TASK STATEMENT:
Find each line with the string "knowing" and report it.

···

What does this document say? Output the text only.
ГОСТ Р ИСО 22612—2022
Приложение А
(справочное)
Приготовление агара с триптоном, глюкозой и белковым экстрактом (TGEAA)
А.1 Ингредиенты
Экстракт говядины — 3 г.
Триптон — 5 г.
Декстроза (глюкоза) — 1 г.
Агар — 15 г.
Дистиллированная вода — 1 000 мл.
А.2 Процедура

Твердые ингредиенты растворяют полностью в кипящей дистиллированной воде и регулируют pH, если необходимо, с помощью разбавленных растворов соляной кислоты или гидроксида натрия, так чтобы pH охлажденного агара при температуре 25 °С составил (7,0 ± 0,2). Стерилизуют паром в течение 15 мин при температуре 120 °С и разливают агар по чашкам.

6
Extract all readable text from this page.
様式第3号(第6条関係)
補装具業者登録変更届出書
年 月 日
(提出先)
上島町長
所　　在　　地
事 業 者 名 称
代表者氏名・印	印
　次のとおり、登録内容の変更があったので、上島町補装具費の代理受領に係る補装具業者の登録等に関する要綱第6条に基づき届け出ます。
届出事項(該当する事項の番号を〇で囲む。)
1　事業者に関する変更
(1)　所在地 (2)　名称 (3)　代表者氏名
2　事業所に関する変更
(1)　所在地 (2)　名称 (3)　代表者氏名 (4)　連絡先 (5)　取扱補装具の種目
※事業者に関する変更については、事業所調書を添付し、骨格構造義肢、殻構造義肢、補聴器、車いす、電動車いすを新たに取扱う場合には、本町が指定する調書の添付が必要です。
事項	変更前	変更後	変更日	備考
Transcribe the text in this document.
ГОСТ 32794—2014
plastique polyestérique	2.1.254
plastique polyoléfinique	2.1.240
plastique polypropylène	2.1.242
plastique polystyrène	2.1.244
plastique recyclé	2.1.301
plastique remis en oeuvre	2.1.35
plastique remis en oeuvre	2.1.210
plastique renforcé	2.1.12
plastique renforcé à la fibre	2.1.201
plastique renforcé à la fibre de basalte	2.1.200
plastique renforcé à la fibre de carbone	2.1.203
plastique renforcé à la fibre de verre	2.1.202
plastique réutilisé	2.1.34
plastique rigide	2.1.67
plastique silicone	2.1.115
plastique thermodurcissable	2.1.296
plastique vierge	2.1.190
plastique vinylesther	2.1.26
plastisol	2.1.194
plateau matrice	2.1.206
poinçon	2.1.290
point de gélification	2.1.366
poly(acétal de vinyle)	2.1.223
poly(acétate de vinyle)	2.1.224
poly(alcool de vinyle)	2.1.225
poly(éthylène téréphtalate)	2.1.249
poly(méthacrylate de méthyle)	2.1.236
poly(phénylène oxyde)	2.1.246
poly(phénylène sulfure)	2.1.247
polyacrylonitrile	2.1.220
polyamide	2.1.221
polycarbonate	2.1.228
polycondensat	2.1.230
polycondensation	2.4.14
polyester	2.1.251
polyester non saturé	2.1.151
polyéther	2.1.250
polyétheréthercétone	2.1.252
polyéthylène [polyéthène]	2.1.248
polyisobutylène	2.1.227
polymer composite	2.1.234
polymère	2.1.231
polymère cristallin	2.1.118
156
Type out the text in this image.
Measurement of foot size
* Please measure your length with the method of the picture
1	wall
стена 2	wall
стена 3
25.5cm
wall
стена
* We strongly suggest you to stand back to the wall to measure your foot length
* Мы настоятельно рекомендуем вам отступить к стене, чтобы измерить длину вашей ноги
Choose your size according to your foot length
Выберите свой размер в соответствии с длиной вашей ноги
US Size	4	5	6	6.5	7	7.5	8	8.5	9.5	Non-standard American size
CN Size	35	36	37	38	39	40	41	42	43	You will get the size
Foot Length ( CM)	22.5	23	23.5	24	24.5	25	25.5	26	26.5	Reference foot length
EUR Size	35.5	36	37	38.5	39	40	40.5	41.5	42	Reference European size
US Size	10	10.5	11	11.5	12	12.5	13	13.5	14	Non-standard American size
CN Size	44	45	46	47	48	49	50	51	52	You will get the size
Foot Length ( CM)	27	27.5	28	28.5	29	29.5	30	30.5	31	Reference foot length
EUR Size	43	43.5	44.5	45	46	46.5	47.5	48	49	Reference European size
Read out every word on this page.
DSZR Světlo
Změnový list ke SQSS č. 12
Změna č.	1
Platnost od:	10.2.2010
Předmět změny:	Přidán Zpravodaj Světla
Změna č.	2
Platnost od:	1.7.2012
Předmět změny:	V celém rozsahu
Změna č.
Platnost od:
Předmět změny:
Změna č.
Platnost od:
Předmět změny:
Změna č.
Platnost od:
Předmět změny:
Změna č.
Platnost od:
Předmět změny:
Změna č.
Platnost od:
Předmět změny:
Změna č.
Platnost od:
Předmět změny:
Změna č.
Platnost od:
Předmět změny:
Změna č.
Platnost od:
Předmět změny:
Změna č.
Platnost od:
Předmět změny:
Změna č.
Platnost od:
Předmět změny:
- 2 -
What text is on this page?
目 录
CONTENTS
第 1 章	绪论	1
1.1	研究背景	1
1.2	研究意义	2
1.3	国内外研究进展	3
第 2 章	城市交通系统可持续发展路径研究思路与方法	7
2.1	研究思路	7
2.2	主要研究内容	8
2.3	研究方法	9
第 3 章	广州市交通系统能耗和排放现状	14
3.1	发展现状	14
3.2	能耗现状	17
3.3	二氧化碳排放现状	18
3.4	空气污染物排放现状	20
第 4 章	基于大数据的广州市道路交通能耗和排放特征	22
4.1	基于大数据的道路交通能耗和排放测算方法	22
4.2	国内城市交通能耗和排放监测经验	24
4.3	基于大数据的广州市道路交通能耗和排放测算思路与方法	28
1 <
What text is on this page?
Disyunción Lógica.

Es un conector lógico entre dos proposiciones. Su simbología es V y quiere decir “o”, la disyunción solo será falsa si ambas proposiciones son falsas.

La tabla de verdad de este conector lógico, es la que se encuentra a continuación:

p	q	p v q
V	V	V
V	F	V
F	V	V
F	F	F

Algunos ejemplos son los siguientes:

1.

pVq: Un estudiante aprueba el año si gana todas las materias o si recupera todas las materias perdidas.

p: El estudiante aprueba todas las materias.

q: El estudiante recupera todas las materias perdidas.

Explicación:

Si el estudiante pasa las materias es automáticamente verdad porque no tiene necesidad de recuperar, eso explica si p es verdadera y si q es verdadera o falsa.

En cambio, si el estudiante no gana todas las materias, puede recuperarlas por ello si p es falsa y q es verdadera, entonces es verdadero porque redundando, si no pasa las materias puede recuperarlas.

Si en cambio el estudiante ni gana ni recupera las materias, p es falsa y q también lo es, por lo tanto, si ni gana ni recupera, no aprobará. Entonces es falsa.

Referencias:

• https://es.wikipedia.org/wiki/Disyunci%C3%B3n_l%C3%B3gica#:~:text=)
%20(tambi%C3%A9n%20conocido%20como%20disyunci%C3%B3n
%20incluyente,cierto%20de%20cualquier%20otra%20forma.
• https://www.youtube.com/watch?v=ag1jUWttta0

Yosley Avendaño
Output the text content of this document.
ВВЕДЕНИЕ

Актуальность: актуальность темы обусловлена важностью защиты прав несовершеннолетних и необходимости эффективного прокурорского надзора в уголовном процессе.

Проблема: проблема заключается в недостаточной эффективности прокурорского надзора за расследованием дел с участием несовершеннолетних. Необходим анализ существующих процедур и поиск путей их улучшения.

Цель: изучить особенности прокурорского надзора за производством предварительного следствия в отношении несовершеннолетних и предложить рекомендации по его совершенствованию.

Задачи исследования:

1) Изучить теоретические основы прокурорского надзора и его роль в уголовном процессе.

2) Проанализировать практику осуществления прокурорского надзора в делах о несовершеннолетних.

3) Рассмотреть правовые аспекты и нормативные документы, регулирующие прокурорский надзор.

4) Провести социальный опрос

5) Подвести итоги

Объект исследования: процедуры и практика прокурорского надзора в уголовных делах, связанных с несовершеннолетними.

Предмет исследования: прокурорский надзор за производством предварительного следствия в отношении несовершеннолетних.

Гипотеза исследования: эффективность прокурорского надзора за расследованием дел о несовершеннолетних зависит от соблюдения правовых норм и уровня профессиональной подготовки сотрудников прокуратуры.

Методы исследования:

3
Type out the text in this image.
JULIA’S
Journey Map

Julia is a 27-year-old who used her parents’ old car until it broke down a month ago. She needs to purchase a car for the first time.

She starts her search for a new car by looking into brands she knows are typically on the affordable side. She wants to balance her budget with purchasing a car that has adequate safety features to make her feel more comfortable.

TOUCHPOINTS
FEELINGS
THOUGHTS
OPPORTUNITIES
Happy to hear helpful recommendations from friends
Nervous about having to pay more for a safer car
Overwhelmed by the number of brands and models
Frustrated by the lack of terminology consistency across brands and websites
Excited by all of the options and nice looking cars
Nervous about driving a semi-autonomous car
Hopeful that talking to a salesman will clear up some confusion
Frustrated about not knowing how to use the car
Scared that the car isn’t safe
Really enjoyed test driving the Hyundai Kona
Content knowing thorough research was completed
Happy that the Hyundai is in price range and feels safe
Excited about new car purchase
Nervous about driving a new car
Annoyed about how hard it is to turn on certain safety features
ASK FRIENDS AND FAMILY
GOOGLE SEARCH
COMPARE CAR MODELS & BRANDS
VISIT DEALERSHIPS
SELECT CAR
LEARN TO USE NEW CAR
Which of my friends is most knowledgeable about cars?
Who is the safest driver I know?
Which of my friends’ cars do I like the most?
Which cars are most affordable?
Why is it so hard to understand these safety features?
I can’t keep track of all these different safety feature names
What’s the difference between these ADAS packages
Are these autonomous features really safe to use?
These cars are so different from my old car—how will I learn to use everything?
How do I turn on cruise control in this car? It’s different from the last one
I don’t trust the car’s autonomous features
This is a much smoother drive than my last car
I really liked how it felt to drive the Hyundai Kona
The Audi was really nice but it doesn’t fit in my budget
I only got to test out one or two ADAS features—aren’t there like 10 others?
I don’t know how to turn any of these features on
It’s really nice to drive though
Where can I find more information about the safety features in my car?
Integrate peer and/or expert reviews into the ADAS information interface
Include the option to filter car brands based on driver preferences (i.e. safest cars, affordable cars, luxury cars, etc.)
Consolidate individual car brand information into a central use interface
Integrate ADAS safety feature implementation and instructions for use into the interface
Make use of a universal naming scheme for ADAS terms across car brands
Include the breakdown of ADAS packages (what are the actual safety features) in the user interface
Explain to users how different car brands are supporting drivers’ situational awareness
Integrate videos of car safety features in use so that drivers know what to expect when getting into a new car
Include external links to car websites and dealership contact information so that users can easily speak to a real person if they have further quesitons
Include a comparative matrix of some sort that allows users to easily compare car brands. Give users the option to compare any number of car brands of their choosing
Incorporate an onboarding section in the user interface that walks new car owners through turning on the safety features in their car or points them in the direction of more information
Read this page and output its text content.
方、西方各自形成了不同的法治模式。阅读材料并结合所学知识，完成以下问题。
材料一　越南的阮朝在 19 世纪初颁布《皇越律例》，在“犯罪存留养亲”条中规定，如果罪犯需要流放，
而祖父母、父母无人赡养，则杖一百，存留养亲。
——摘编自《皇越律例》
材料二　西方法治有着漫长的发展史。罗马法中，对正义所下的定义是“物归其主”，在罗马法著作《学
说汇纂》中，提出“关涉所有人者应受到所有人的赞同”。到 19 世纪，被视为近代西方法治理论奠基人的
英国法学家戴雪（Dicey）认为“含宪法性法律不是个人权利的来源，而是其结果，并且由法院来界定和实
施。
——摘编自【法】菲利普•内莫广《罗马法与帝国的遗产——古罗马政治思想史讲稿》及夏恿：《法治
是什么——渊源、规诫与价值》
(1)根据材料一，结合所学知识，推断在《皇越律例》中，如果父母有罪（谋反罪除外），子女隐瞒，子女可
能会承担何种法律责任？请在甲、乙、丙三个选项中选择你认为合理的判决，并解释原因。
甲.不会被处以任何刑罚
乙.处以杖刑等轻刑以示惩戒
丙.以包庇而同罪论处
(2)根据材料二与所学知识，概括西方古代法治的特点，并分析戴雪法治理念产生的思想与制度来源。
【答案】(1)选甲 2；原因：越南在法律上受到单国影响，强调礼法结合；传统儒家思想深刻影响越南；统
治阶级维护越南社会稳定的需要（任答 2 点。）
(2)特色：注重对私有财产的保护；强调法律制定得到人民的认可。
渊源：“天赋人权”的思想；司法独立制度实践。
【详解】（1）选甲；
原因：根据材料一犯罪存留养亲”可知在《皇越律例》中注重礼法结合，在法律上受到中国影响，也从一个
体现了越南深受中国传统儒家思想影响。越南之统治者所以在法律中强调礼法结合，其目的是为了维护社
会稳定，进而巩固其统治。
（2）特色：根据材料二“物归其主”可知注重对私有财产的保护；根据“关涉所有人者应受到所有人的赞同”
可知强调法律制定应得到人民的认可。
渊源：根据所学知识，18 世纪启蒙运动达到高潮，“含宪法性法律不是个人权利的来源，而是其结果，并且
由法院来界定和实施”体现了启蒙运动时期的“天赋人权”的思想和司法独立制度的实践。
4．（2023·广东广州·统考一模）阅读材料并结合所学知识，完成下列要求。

···

REPLY TO THE TASK:
Frustrated about not knowing how to use the car
Content knowing thorough research was completed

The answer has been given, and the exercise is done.